What to do: Each line of the entries that mentions the string "screenshot" needs to be reported.

[Items from a data source]
———
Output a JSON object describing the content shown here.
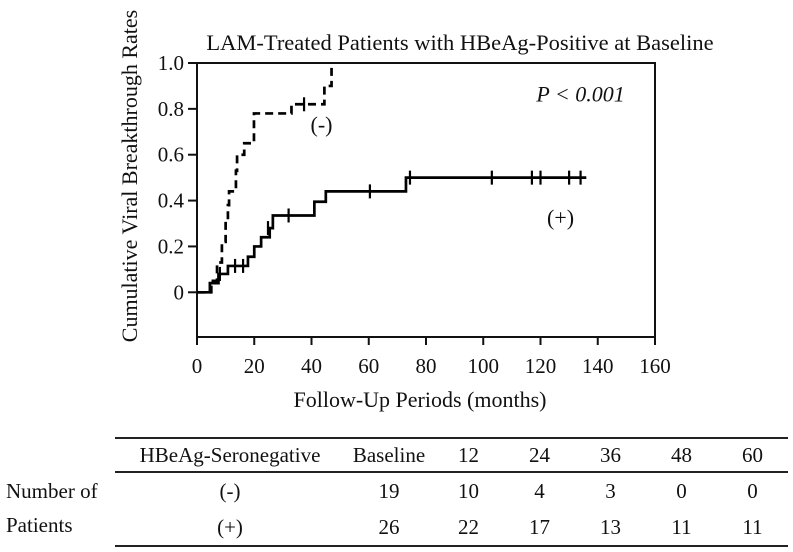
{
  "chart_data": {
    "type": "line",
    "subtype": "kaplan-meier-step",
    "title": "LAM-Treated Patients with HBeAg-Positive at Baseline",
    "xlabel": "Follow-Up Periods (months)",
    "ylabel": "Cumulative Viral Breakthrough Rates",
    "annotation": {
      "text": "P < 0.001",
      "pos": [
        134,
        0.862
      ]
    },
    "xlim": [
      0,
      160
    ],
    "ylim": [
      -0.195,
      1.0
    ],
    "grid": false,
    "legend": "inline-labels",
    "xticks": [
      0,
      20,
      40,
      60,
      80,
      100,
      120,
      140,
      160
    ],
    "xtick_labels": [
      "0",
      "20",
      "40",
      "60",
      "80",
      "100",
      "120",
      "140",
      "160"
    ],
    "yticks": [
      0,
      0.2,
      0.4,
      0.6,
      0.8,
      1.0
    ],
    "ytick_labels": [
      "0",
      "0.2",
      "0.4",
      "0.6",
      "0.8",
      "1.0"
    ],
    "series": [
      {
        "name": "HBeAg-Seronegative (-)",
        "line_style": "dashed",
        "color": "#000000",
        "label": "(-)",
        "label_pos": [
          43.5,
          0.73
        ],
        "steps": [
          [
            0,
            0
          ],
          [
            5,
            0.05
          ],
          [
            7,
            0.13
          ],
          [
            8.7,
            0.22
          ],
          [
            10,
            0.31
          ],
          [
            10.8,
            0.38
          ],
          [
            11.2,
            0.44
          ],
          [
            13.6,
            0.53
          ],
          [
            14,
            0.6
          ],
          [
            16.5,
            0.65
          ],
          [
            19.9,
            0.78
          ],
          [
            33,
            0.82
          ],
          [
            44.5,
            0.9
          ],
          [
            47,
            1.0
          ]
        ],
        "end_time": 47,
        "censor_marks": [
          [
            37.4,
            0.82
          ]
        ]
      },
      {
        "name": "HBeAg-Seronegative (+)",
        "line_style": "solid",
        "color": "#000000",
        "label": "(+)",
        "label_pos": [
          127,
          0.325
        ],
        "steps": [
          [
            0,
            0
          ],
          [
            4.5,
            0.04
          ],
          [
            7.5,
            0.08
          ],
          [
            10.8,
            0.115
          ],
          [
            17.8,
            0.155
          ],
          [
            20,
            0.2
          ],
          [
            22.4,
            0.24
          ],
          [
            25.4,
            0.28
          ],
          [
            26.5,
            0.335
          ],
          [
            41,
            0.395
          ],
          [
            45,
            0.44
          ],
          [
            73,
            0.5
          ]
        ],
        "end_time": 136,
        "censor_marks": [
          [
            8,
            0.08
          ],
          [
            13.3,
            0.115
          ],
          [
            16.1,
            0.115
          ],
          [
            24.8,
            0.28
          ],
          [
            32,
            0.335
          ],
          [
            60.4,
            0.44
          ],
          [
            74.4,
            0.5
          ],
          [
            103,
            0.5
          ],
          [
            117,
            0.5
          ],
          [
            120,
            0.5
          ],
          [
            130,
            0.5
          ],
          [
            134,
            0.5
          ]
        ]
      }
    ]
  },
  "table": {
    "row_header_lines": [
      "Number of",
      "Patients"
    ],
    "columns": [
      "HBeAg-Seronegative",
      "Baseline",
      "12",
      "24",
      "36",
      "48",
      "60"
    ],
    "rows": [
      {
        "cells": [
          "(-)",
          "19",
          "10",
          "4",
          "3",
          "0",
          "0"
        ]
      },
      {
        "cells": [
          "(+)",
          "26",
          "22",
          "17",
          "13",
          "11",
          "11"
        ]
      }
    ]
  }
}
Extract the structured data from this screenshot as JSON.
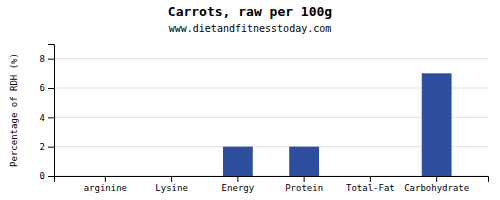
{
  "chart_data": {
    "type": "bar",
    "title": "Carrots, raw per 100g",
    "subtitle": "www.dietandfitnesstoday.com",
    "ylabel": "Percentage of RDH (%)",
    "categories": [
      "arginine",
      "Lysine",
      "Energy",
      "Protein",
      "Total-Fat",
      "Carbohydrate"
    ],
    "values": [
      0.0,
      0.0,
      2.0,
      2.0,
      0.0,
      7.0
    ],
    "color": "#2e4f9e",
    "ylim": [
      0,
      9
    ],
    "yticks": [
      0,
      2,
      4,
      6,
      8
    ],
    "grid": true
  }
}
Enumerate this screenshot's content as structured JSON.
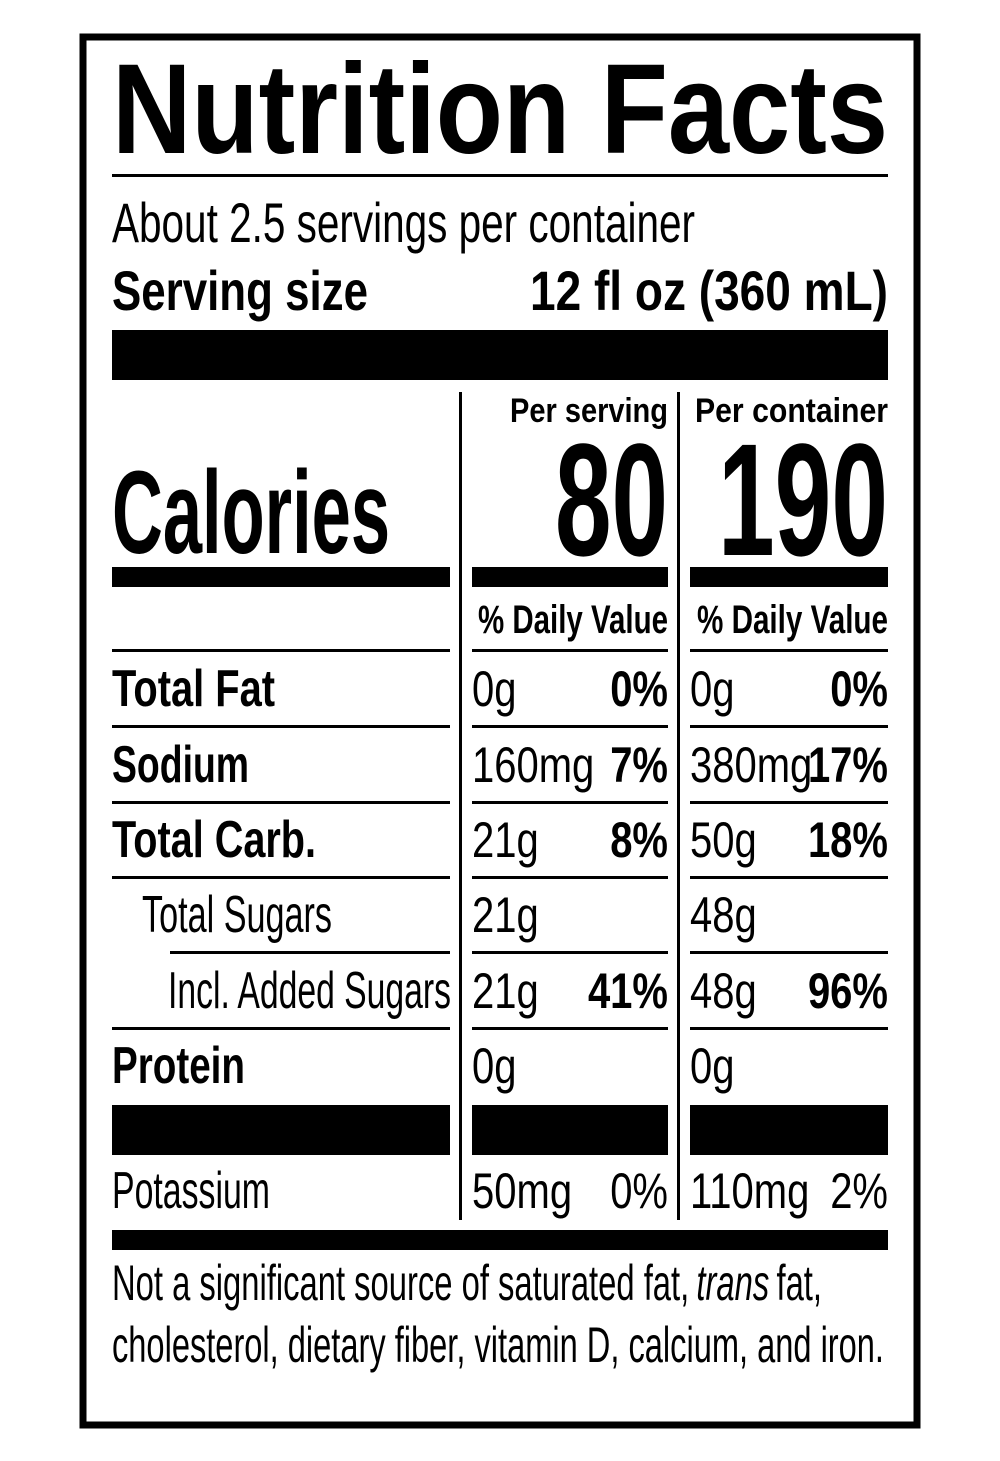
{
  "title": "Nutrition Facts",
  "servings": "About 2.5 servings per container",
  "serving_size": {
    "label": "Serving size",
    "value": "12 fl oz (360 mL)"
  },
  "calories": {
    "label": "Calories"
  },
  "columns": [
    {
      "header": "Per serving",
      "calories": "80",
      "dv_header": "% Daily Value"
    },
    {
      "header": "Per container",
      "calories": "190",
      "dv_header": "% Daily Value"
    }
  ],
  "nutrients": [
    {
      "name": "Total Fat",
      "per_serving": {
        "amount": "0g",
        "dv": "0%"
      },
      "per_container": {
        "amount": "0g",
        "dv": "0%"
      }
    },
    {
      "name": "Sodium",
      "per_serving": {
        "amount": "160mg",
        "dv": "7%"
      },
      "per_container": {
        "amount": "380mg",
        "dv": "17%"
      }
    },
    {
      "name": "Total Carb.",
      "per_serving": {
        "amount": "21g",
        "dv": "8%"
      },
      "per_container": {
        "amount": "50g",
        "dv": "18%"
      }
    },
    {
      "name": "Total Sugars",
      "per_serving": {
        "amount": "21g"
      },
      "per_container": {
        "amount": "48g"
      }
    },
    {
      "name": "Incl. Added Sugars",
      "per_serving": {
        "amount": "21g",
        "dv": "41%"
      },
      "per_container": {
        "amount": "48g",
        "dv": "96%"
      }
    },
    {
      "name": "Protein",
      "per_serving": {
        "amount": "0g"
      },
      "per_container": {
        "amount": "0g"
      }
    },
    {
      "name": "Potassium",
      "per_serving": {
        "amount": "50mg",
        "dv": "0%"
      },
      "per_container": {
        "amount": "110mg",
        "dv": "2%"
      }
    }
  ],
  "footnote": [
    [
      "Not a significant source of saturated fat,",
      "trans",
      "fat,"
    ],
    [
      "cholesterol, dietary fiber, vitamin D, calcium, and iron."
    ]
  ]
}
———
Answer to this problem:
Extract the structured data from this screenshot as JSON.
Enumerate this screenshot's content as structured JSON.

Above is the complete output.